┌─ Stored records
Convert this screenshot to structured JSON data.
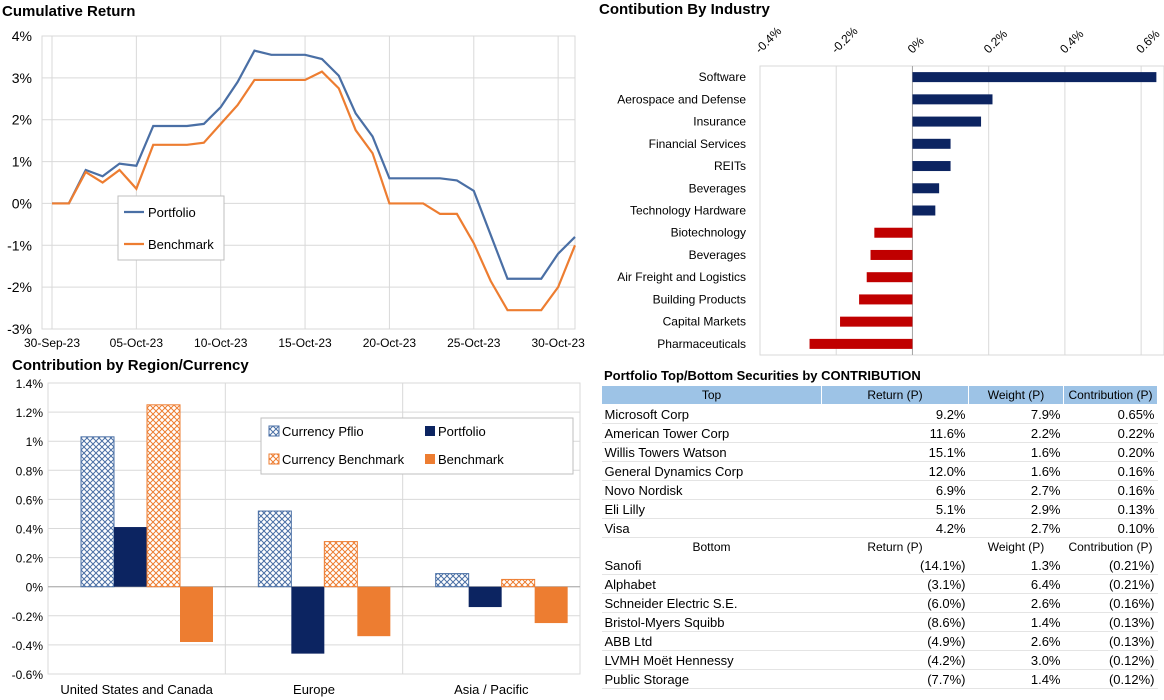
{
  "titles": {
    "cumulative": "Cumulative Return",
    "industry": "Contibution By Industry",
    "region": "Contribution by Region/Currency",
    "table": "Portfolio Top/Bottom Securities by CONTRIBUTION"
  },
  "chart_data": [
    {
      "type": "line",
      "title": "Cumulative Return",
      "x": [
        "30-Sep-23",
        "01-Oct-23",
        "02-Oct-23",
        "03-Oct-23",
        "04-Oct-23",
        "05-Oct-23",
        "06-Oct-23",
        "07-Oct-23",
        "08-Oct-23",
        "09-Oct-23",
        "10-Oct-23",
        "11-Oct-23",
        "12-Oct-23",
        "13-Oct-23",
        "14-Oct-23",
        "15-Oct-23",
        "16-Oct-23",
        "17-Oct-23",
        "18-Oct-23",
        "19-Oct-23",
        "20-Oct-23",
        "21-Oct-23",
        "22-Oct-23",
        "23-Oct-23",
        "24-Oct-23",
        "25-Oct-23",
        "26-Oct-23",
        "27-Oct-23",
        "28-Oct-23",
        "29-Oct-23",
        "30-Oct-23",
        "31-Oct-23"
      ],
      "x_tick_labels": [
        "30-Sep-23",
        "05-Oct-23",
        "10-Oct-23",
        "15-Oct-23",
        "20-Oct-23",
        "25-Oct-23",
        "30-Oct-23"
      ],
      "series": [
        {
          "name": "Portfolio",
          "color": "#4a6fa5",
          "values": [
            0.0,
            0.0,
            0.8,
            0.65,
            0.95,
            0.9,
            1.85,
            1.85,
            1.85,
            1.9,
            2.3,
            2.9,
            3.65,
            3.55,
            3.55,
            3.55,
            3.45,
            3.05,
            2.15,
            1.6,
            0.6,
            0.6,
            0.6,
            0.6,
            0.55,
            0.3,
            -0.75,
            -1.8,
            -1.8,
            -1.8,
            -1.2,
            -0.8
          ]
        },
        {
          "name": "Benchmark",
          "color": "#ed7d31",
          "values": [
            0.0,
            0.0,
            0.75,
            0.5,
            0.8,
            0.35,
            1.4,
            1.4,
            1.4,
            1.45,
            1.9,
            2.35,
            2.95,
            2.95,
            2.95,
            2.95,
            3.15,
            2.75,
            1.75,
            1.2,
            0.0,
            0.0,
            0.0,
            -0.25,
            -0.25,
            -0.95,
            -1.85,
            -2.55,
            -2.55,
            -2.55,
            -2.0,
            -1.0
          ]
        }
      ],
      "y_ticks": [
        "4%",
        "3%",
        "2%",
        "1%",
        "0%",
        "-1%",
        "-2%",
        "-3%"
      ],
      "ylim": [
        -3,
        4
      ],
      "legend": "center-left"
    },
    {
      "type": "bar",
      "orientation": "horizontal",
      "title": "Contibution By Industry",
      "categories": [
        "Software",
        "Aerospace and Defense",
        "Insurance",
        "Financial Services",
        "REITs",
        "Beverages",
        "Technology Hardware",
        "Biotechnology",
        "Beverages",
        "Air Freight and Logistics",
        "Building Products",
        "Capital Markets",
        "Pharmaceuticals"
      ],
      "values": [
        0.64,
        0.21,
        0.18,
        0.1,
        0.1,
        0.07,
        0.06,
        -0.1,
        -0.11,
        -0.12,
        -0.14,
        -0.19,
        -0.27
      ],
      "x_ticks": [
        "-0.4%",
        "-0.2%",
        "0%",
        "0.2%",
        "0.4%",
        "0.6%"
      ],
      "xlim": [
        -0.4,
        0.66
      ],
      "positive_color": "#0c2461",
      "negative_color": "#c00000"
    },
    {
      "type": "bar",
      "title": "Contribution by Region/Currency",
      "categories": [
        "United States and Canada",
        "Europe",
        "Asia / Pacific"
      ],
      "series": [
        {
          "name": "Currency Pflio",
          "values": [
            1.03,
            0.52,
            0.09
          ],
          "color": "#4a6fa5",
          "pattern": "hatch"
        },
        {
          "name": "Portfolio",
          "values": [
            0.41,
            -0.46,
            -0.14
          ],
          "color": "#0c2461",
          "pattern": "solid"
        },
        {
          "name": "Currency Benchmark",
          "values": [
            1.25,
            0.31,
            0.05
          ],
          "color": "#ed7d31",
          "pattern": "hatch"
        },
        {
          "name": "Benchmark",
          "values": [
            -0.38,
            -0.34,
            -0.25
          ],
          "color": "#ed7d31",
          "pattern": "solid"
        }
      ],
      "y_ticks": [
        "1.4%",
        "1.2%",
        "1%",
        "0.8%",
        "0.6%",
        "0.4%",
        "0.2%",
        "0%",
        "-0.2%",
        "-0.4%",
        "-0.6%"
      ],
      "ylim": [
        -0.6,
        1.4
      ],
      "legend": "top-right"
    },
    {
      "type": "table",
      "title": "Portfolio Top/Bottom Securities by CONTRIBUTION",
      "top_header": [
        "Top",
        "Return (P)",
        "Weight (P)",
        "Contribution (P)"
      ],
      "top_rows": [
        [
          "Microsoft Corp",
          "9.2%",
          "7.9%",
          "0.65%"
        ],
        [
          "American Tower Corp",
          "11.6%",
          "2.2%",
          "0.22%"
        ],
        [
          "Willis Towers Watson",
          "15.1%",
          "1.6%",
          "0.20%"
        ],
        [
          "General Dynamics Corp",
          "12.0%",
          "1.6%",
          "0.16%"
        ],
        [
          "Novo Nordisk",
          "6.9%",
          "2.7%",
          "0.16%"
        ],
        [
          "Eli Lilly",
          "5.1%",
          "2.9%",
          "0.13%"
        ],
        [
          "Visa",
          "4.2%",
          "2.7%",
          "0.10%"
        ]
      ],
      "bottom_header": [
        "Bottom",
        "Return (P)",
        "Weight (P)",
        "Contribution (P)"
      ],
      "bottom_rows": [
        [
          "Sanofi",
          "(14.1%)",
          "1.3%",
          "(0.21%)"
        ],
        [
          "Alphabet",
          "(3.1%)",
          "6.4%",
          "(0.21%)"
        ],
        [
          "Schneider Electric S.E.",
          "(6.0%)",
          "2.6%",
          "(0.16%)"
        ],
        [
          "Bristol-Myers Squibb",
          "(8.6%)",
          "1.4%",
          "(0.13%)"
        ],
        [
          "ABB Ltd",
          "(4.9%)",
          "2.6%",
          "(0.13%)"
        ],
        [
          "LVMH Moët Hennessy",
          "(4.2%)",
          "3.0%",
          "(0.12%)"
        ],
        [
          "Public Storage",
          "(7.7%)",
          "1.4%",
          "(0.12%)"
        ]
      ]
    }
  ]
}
└─
=== Your objective ===
Copy every record above exactly as written, but leave out the pictures.

=== Worked solution ===
Convert this screenshot to structured JSON data.
{
  "titles": {
    "cumulative": "Cumulative Return",
    "industry": "Contibution By Industry",
    "region": "Contribution by Region/Currency",
    "table": "Portfolio Top/Bottom Securities by CONTRIBUTION"
  },
  "chart_data": [
    {
      "type": "line",
      "title": "Cumulative Return",
      "x": [
        "30-Sep-23",
        "01-Oct-23",
        "02-Oct-23",
        "03-Oct-23",
        "04-Oct-23",
        "05-Oct-23",
        "06-Oct-23",
        "07-Oct-23",
        "08-Oct-23",
        "09-Oct-23",
        "10-Oct-23",
        "11-Oct-23",
        "12-Oct-23",
        "13-Oct-23",
        "14-Oct-23",
        "15-Oct-23",
        "16-Oct-23",
        "17-Oct-23",
        "18-Oct-23",
        "19-Oct-23",
        "20-Oct-23",
        "21-Oct-23",
        "22-Oct-23",
        "23-Oct-23",
        "24-Oct-23",
        "25-Oct-23",
        "26-Oct-23",
        "27-Oct-23",
        "28-Oct-23",
        "29-Oct-23",
        "30-Oct-23",
        "31-Oct-23"
      ],
      "x_tick_labels": [
        "30-Sep-23",
        "05-Oct-23",
        "10-Oct-23",
        "15-Oct-23",
        "20-Oct-23",
        "25-Oct-23",
        "30-Oct-23"
      ],
      "series": [
        {
          "name": "Portfolio",
          "color": "#4a6fa5",
          "values": [
            0.0,
            0.0,
            0.8,
            0.65,
            0.95,
            0.9,
            1.85,
            1.85,
            1.85,
            1.9,
            2.3,
            2.9,
            3.65,
            3.55,
            3.55,
            3.55,
            3.45,
            3.05,
            2.15,
            1.6,
            0.6,
            0.6,
            0.6,
            0.6,
            0.55,
            0.3,
            -0.75,
            -1.8,
            -1.8,
            -1.8,
            -1.2,
            -0.8
          ]
        },
        {
          "name": "Benchmark",
          "color": "#ed7d31",
          "values": [
            0.0,
            0.0,
            0.75,
            0.5,
            0.8,
            0.35,
            1.4,
            1.4,
            1.4,
            1.45,
            1.9,
            2.35,
            2.95,
            2.95,
            2.95,
            2.95,
            3.15,
            2.75,
            1.75,
            1.2,
            0.0,
            0.0,
            0.0,
            -0.25,
            -0.25,
            -0.95,
            -1.85,
            -2.55,
            -2.55,
            -2.55,
            -2.0,
            -1.0
          ]
        }
      ],
      "y_ticks": [
        "4%",
        "3%",
        "2%",
        "1%",
        "0%",
        "-1%",
        "-2%",
        "-3%"
      ],
      "ylim": [
        -3,
        4
      ],
      "legend": "center-left"
    },
    {
      "type": "bar",
      "orientation": "horizontal",
      "title": "Contibution By Industry",
      "categories": [
        "Software",
        "Aerospace and Defense",
        "Insurance",
        "Financial Services",
        "REITs",
        "Beverages",
        "Technology Hardware",
        "Biotechnology",
        "Beverages",
        "Air Freight and Logistics",
        "Building Products",
        "Capital Markets",
        "Pharmaceuticals"
      ],
      "values": [
        0.64,
        0.21,
        0.18,
        0.1,
        0.1,
        0.07,
        0.06,
        -0.1,
        -0.11,
        -0.12,
        -0.14,
        -0.19,
        -0.27
      ],
      "x_ticks": [
        "-0.4%",
        "-0.2%",
        "0%",
        "0.2%",
        "0.4%",
        "0.6%"
      ],
      "xlim": [
        -0.4,
        0.66
      ],
      "positive_color": "#0c2461",
      "negative_color": "#c00000"
    },
    {
      "type": "bar",
      "title": "Contribution by Region/Currency",
      "categories": [
        "United States and Canada",
        "Europe",
        "Asia / Pacific"
      ],
      "series": [
        {
          "name": "Currency Pflio",
          "values": [
            1.03,
            0.52,
            0.09
          ],
          "color": "#4a6fa5",
          "pattern": "hatch"
        },
        {
          "name": "Portfolio",
          "values": [
            0.41,
            -0.46,
            -0.14
          ],
          "color": "#0c2461",
          "pattern": "solid"
        },
        {
          "name": "Currency Benchmark",
          "values": [
            1.25,
            0.31,
            0.05
          ],
          "color": "#ed7d31",
          "pattern": "hatch"
        },
        {
          "name": "Benchmark",
          "values": [
            -0.38,
            -0.34,
            -0.25
          ],
          "color": "#ed7d31",
          "pattern": "solid"
        }
      ],
      "y_ticks": [
        "1.4%",
        "1.2%",
        "1%",
        "0.8%",
        "0.6%",
        "0.4%",
        "0.2%",
        "0%",
        "-0.2%",
        "-0.4%",
        "-0.6%"
      ],
      "ylim": [
        -0.6,
        1.4
      ],
      "legend": "top-right"
    },
    {
      "type": "table",
      "title": "Portfolio Top/Bottom Securities by CONTRIBUTION",
      "top_header": [
        "Top",
        "Return (P)",
        "Weight (P)",
        "Contribution (P)"
      ],
      "top_rows": [
        [
          "Microsoft Corp",
          "9.2%",
          "7.9%",
          "0.65%"
        ],
        [
          "American Tower Corp",
          "11.6%",
          "2.2%",
          "0.22%"
        ],
        [
          "Willis Towers Watson",
          "15.1%",
          "1.6%",
          "0.20%"
        ],
        [
          "General Dynamics Corp",
          "12.0%",
          "1.6%",
          "0.16%"
        ],
        [
          "Novo Nordisk",
          "6.9%",
          "2.7%",
          "0.16%"
        ],
        [
          "Eli Lilly",
          "5.1%",
          "2.9%",
          "0.13%"
        ],
        [
          "Visa",
          "4.2%",
          "2.7%",
          "0.10%"
        ]
      ],
      "bottom_header": [
        "Bottom",
        "Return (P)",
        "Weight (P)",
        "Contribution (P)"
      ],
      "bottom_rows": [
        [
          "Sanofi",
          "(14.1%)",
          "1.3%",
          "(0.21%)"
        ],
        [
          "Alphabet",
          "(3.1%)",
          "6.4%",
          "(0.21%)"
        ],
        [
          "Schneider Electric S.E.",
          "(6.0%)",
          "2.6%",
          "(0.16%)"
        ],
        [
          "Bristol-Myers Squibb",
          "(8.6%)",
          "1.4%",
          "(0.13%)"
        ],
        [
          "ABB Ltd",
          "(4.9%)",
          "2.6%",
          "(0.13%)"
        ],
        [
          "LVMH Moët Hennessy",
          "(4.2%)",
          "3.0%",
          "(0.12%)"
        ],
        [
          "Public Storage",
          "(7.7%)",
          "1.4%",
          "(0.12%)"
        ]
      ]
    }
  ]
}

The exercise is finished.